* Input data *
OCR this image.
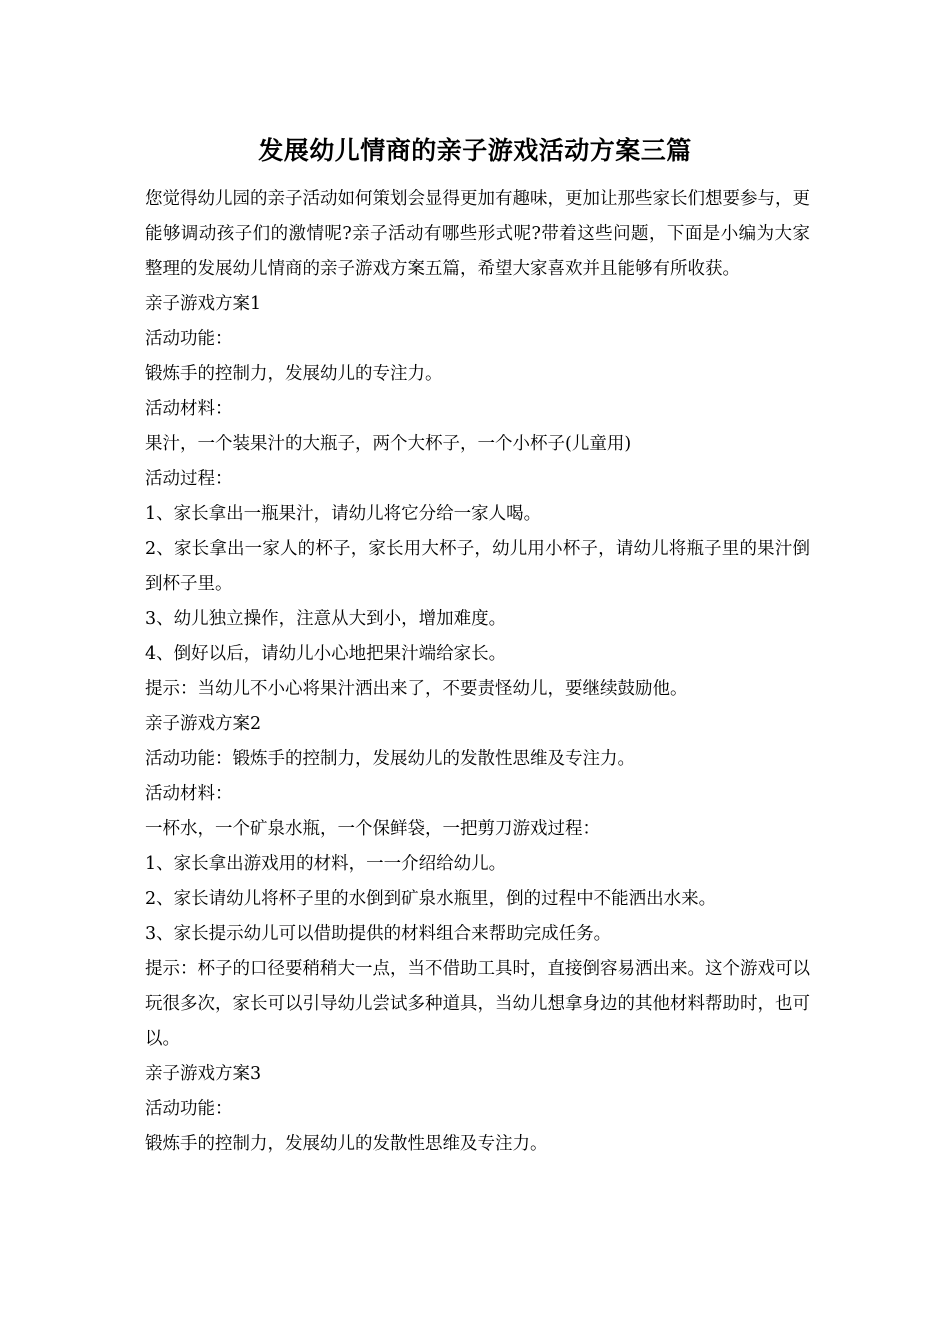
发展幼儿情商的亲子游戏活动方案三篇

您觉得幼儿园的亲子活动如何策划会显得更加有趣味，更加让那些家长们想要参与，更能够调动孩子们的激情呢?亲子活动有哪些形式呢?带着这些问题，下面是小编为大家整理的发展幼儿情商的亲子游戏方案五篇，希望大家喜欢并且能够有所收获。

亲子游戏方案1

活动功能：

锻炼手的控制力，发展幼儿的专注力。

活动材料：

果汁，一个装果汁的大瓶子，两个大杯子，一个小杯子(儿童用)

活动过程：

1、家长拿出一瓶果汁，请幼儿将它分给一家人喝。

2、家长拿出一家人的杯子，家长用大杯子，幼儿用小杯子，请幼儿将瓶子里的果汁倒到杯子里。

3、幼儿独立操作，注意从大到小，增加难度。

4、倒好以后，请幼儿小心地把果汁端给家长。

提示：当幼儿不小心将果汁洒出来了，不要责怪幼儿，要继续鼓励他。

亲子游戏方案2

活动功能：锻炼手的控制力，发展幼儿的发散性思维及专注力。

活动材料：

一杯水，一个矿泉水瓶，一个保鲜袋，一把剪刀游戏过程：

1、家长拿出游戏用的材料，一一介绍给幼儿。

2、家长请幼儿将杯子里的水倒到矿泉水瓶里，倒的过程中不能洒出水来。

3、家长提示幼儿可以借助提供的材料组合来帮助完成任务。

提示：杯子的口径要稍稍大一点，当不借助工具时，直接倒容易洒出来。这个游戏可以玩很多次，家长可以引导幼儿尝试多种道具，当幼儿想拿身边的其他材料帮助时，也可以。

亲子游戏方案3

活动功能：

锻炼手的控制力，发展幼儿的发散性思维及专注力。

* Aim *
Quote the material word for word, dropping any images it holds.

* Worked solution *
OCR this image.
发展幼儿情商的亲子游戏活动方案三篇

您觉得幼儿园的亲子活动如何策划会显得更加有趣味，更加让那些家长们想要参与，更能够调动孩子们的激情呢?亲子活动有哪些形式呢?带着这些问题，下面是小编为大家整理的发展幼儿情商的亲子游戏方案五篇，希望大家喜欢并且能够有所收获。

亲子游戏方案1

活动功能：

锻炼手的控制力，发展幼儿的专注力。

活动材料：

果汁，一个装果汁的大瓶子，两个大杯子，一个小杯子(儿童用)

活动过程：

1、家长拿出一瓶果汁，请幼儿将它分给一家人喝。

2、家长拿出一家人的杯子，家长用大杯子，幼儿用小杯子，请幼儿将瓶子里的果汁倒到杯子里。

3、幼儿独立操作，注意从大到小，增加难度。

4、倒好以后，请幼儿小心地把果汁端给家长。

提示：当幼儿不小心将果汁洒出来了，不要责怪幼儿，要继续鼓励他。

亲子游戏方案2

活动功能：锻炼手的控制力，发展幼儿的发散性思维及专注力。

活动材料：

一杯水，一个矿泉水瓶，一个保鲜袋，一把剪刀游戏过程：

1、家长拿出游戏用的材料，一一介绍给幼儿。

2、家长请幼儿将杯子里的水倒到矿泉水瓶里，倒的过程中不能洒出水来。

3、家长提示幼儿可以借助提供的材料组合来帮助完成任务。

提示：杯子的口径要稍稍大一点，当不借助工具时，直接倒容易洒出来。这个游戏可以玩很多次，家长可以引导幼儿尝试多种道具，当幼儿想拿身边的其他材料帮助时，也可以。

亲子游戏方案3

活动功能：

锻炼手的控制力，发展幼儿的发散性思维及专注力。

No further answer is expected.